■ **Directive**
Check every line of the entries that follow, and copy the ones containing "iPhone".

········

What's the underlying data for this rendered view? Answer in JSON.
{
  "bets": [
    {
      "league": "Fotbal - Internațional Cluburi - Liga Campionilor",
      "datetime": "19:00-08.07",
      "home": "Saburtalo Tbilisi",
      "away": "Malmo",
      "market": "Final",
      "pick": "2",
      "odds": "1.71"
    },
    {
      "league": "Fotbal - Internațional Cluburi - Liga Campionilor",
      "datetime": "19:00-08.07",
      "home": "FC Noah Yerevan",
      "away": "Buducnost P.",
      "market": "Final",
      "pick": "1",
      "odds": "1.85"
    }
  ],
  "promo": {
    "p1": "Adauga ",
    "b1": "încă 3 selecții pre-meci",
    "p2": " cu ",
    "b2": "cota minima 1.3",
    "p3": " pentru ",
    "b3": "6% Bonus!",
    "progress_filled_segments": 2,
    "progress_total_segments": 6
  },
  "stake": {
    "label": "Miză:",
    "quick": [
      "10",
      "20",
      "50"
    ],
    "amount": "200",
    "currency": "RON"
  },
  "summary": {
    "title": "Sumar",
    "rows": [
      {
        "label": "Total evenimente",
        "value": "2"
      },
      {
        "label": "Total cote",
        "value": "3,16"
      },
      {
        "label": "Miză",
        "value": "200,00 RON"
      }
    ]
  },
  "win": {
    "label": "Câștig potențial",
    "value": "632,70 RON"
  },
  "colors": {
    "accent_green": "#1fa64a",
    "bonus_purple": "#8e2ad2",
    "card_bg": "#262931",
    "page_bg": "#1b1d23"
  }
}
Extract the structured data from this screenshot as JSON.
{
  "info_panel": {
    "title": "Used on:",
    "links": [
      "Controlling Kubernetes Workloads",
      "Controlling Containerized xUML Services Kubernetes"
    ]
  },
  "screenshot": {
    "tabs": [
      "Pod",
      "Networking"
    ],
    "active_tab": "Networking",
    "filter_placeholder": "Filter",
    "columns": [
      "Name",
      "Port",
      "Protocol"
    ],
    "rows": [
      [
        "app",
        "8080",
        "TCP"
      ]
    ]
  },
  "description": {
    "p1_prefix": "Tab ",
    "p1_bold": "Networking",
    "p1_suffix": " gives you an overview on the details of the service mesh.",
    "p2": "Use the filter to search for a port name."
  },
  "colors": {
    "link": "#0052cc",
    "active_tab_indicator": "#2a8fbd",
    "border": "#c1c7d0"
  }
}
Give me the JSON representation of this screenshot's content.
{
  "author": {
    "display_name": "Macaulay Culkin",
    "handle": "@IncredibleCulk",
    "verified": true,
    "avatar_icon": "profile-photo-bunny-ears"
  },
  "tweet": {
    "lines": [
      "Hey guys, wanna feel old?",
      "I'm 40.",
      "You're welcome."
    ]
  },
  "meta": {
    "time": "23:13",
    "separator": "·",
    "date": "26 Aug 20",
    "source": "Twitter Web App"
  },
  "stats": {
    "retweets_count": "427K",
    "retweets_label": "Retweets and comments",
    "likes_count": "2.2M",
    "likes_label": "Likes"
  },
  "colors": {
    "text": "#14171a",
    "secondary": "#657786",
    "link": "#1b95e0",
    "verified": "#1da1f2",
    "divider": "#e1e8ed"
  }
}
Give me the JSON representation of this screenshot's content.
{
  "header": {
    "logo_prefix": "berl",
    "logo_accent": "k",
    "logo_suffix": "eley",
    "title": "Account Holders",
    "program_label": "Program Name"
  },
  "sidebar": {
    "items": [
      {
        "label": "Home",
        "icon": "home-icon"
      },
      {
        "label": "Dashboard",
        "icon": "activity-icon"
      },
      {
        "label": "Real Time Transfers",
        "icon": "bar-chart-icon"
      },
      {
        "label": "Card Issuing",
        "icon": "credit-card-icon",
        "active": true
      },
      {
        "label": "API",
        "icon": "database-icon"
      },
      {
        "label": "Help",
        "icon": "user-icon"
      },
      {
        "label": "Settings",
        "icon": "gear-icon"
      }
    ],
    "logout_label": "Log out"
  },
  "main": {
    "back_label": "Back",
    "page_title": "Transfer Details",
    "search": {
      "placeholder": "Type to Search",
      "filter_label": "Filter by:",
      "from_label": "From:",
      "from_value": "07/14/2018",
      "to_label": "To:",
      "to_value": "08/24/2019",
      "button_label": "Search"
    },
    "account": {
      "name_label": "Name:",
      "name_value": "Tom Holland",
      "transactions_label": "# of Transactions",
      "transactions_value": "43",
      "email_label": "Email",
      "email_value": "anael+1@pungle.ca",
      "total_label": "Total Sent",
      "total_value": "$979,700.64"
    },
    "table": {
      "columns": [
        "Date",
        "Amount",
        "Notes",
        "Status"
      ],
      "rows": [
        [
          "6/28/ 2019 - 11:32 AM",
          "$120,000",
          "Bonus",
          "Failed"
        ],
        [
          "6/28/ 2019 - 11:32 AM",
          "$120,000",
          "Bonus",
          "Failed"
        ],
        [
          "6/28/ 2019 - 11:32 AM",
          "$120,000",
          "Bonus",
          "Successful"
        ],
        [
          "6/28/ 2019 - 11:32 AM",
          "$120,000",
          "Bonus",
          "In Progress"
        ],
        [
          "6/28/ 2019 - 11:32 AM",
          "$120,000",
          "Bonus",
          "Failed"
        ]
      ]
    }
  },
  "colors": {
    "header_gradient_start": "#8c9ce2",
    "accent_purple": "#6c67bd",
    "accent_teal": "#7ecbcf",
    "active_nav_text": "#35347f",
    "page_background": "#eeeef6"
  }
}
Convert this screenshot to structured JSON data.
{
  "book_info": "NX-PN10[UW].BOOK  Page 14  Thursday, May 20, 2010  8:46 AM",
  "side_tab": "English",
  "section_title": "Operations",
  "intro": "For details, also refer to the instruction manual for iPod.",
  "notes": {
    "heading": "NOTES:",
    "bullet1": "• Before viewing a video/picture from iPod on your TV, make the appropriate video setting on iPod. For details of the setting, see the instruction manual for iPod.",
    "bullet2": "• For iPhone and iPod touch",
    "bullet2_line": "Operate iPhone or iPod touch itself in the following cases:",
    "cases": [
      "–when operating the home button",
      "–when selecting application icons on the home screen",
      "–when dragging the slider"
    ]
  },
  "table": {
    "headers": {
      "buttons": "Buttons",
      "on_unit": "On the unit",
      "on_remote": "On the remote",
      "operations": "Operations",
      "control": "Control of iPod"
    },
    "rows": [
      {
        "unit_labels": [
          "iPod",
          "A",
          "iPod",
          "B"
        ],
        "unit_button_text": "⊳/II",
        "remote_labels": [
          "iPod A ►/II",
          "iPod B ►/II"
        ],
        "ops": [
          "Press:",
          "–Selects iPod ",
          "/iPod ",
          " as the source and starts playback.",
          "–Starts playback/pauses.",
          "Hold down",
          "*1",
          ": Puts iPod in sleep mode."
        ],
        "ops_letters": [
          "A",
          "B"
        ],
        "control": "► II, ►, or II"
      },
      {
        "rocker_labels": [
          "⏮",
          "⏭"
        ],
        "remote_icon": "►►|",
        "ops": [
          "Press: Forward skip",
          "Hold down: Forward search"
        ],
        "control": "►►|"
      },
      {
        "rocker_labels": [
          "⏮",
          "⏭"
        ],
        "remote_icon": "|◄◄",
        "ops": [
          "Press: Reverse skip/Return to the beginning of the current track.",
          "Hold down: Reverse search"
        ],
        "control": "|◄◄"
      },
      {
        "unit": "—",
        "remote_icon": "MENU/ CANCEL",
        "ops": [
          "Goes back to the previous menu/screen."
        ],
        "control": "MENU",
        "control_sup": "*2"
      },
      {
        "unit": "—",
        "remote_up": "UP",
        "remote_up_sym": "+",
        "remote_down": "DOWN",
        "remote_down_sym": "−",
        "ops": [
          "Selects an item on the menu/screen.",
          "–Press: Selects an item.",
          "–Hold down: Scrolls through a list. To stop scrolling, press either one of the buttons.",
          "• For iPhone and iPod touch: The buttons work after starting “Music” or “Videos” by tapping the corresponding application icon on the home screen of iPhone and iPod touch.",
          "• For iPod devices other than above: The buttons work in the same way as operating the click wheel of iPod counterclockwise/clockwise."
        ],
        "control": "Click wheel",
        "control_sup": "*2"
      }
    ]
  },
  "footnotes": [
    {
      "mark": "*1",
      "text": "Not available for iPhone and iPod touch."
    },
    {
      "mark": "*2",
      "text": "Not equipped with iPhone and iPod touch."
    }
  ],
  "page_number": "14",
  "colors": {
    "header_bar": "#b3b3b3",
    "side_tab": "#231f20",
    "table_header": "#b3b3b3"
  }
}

········

■ **Result for this task**
    "bullet2": "• For iPhone and iPod touch",
    "bullet2_line": "Operate iPhone or iPod touch itself in the following cases:",
          "• For iPhone and iPod touch: The buttons work after starting “Music” or “Videos” by tapping the corresponding application icon on the home screen of iPhone and iPod touch.",
      "text": "Not available for iPhone and iPod touch."
      "text": "Not equipped with iPhone and iPod touch."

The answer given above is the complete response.